Excerpts from a figure dataset:
>> BEGIN
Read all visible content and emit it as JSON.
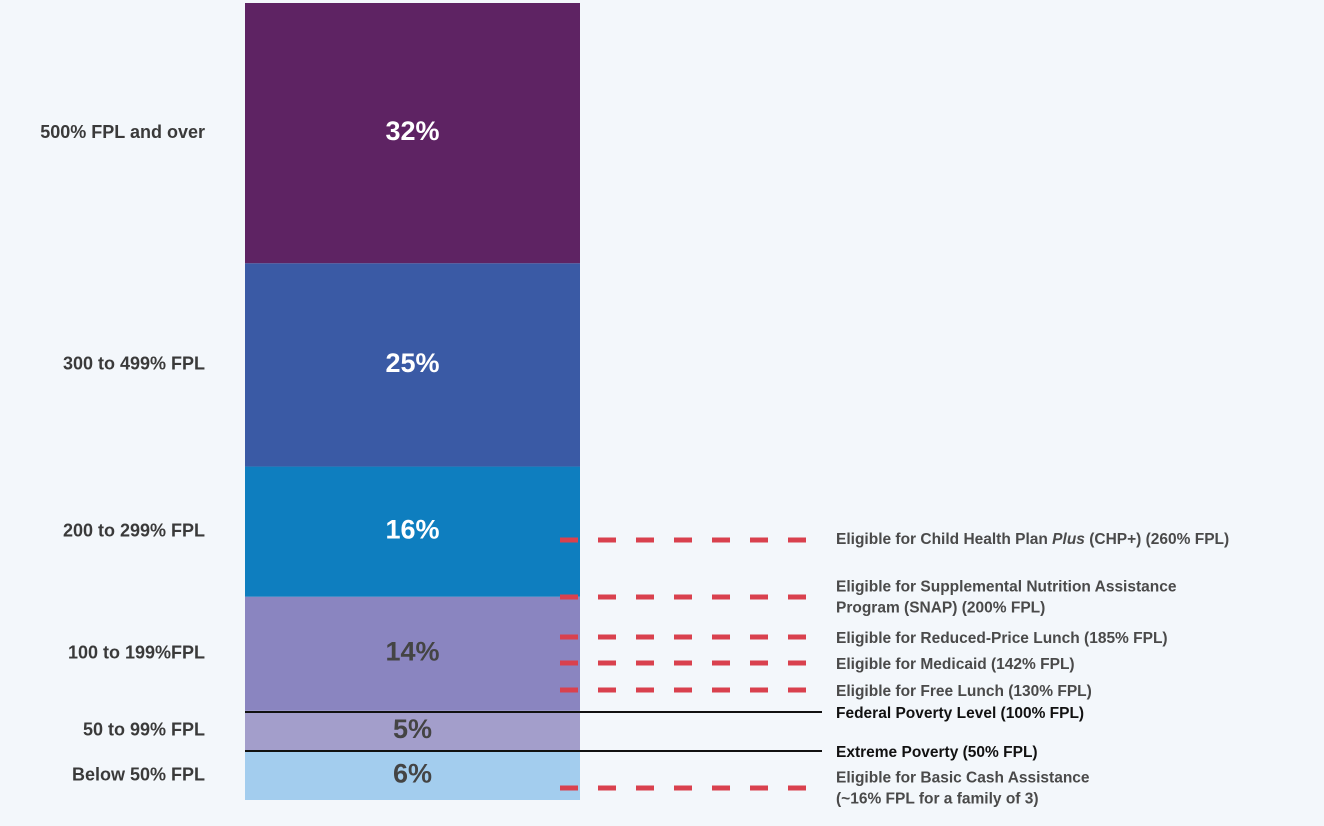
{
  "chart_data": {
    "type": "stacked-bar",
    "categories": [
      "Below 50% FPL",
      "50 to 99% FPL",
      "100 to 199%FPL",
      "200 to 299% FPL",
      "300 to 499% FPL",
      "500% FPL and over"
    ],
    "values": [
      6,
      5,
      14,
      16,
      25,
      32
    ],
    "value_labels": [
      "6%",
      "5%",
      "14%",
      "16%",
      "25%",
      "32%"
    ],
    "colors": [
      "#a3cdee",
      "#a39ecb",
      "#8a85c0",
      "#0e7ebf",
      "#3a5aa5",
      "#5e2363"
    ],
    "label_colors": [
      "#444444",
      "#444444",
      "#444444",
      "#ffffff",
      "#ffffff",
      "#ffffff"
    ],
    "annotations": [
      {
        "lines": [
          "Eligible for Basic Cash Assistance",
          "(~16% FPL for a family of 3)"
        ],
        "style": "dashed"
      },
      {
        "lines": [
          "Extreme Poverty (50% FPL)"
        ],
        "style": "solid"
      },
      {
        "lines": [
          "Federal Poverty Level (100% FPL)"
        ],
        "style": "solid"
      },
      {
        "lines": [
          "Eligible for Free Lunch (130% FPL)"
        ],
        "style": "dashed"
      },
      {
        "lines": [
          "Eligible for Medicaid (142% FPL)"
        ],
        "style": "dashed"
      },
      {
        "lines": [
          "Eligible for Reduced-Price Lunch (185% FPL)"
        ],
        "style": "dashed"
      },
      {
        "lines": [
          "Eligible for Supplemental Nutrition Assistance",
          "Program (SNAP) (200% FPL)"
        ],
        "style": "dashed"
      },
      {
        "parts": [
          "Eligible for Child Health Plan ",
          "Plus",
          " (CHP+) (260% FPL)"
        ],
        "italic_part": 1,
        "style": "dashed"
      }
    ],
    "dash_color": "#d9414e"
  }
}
>> END
### TO BE DONE
Give the count of lines in the data above that hold the string "Eligible", with no additional words.

### SOLUTION BELOW
6